SET PROBLEM. Within the records below, find each line that holds the string "JSON", then copy it.

EXCERPTED RECORDS.
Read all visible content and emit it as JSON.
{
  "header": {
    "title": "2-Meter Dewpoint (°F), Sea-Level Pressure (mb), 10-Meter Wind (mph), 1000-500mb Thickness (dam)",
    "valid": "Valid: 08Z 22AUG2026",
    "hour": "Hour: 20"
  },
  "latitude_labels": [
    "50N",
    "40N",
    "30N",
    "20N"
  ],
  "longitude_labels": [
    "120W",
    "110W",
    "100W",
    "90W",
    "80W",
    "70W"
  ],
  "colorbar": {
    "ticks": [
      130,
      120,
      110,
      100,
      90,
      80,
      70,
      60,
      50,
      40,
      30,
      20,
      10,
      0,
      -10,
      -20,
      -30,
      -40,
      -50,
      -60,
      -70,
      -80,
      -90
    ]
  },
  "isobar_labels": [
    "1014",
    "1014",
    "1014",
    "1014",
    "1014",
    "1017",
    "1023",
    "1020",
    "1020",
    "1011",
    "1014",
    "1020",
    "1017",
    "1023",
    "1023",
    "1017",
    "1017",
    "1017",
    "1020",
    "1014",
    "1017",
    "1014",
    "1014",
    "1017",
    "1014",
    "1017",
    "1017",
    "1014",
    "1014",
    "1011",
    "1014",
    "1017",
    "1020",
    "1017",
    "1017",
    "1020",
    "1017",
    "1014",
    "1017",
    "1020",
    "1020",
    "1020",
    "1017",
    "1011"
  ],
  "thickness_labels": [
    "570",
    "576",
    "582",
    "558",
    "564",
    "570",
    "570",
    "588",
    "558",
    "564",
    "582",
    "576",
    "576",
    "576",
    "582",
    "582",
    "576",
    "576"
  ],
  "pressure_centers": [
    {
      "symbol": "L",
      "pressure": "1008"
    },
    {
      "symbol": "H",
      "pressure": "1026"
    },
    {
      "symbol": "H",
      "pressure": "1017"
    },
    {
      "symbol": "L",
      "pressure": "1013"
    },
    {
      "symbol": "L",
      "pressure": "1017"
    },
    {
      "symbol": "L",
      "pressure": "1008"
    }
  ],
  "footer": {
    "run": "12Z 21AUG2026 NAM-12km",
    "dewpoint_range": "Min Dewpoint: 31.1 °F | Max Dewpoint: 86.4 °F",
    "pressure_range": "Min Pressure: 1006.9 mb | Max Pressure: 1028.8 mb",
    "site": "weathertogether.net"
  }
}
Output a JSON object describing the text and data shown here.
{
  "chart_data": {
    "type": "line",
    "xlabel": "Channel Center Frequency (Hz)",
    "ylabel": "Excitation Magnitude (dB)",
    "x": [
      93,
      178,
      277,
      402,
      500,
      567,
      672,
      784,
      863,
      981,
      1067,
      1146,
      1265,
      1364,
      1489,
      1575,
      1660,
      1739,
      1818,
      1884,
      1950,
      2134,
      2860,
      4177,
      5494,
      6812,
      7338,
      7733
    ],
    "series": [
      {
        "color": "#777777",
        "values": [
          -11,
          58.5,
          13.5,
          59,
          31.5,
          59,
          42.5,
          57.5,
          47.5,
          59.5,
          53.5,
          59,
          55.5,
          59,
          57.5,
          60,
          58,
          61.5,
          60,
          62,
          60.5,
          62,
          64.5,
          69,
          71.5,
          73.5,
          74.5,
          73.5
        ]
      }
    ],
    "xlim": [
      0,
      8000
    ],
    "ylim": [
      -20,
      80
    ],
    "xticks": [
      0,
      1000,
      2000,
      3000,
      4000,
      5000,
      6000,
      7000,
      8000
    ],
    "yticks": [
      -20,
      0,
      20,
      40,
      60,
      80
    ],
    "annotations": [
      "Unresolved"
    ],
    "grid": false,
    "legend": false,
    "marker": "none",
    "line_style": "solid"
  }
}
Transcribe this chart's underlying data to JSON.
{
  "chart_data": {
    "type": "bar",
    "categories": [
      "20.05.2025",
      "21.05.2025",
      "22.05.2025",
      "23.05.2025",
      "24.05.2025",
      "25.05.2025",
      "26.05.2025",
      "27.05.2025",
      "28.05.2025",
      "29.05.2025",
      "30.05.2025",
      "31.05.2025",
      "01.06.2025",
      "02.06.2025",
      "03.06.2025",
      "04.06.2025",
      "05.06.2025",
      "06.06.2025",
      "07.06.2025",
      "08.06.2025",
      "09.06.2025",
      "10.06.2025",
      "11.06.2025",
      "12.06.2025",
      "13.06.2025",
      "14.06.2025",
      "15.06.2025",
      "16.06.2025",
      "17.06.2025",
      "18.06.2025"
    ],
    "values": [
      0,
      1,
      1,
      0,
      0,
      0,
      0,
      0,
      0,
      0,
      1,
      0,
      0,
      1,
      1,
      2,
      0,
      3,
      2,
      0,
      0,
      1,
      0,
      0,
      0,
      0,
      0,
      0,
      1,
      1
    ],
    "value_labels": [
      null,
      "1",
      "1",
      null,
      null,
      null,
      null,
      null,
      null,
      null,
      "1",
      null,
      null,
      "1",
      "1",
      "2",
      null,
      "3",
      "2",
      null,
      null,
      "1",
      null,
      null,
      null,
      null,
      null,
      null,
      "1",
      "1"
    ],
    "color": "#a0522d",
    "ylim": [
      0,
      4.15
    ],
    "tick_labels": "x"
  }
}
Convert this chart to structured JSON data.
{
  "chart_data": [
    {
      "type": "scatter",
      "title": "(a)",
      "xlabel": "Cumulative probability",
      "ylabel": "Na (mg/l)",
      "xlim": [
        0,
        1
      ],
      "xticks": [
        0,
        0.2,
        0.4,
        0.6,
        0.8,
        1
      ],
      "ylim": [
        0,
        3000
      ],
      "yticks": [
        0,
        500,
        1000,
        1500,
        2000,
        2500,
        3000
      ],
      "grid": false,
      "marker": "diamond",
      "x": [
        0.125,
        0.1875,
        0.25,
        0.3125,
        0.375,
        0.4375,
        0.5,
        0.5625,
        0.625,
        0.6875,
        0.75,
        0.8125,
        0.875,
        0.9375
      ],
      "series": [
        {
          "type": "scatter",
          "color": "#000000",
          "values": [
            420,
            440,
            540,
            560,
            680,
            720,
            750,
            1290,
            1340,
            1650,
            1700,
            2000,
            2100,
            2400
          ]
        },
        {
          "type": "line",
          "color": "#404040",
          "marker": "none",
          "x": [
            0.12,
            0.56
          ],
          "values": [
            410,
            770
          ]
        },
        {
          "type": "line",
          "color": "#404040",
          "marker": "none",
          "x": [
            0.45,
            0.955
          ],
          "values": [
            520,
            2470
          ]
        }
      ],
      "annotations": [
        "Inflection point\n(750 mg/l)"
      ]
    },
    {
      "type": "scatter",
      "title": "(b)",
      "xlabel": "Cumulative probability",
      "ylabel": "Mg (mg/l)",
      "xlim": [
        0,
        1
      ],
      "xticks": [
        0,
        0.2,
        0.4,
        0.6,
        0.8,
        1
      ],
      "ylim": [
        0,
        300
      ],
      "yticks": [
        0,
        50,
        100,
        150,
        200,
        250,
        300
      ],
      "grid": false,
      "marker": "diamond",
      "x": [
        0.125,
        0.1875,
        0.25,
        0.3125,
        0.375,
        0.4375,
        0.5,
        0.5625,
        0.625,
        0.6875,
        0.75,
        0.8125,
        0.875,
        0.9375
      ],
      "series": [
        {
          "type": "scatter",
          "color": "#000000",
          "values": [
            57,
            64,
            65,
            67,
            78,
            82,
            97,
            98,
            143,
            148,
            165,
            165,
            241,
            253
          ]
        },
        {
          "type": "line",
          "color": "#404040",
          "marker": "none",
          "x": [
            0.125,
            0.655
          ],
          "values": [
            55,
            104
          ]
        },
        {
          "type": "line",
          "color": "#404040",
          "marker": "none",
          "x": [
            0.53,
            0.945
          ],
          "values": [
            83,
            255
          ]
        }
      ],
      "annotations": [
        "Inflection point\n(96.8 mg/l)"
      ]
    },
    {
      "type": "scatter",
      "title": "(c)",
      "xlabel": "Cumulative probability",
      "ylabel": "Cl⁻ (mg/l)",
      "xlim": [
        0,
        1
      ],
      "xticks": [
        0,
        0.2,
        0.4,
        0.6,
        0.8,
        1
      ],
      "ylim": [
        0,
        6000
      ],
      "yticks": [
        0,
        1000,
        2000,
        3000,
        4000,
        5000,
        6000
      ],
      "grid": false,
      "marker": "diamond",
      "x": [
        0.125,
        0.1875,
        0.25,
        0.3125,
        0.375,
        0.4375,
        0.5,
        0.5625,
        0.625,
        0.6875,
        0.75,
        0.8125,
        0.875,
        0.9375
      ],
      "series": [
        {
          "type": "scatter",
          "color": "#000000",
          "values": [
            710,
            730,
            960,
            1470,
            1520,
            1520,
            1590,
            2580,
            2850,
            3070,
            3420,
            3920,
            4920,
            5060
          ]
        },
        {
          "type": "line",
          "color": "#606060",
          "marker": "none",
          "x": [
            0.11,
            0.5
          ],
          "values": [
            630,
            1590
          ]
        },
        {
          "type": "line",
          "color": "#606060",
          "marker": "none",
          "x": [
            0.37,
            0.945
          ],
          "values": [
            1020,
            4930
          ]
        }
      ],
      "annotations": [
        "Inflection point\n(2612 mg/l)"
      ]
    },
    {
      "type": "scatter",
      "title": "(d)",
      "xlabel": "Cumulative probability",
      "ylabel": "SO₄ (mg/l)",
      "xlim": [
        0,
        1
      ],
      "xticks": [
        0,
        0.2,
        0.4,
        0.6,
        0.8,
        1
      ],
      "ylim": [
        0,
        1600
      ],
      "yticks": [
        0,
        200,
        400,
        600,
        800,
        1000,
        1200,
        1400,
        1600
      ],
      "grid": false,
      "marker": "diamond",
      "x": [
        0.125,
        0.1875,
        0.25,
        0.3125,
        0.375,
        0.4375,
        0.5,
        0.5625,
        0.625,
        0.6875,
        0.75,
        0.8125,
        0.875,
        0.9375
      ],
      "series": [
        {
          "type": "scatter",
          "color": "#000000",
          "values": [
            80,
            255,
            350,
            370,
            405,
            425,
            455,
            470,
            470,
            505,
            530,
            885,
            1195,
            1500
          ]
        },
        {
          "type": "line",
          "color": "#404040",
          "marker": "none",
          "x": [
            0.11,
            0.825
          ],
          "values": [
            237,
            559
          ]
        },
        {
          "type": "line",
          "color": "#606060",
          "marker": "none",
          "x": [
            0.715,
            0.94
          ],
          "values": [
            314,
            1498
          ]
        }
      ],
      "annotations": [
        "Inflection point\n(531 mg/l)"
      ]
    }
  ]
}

FINAL ANSWER.
Read all visible content and emit it as JSON.
Output a JSON object describing the text and data shown here.
Transcribe this chart's underlying data to JSON.
Convert this chart to structured JSON data.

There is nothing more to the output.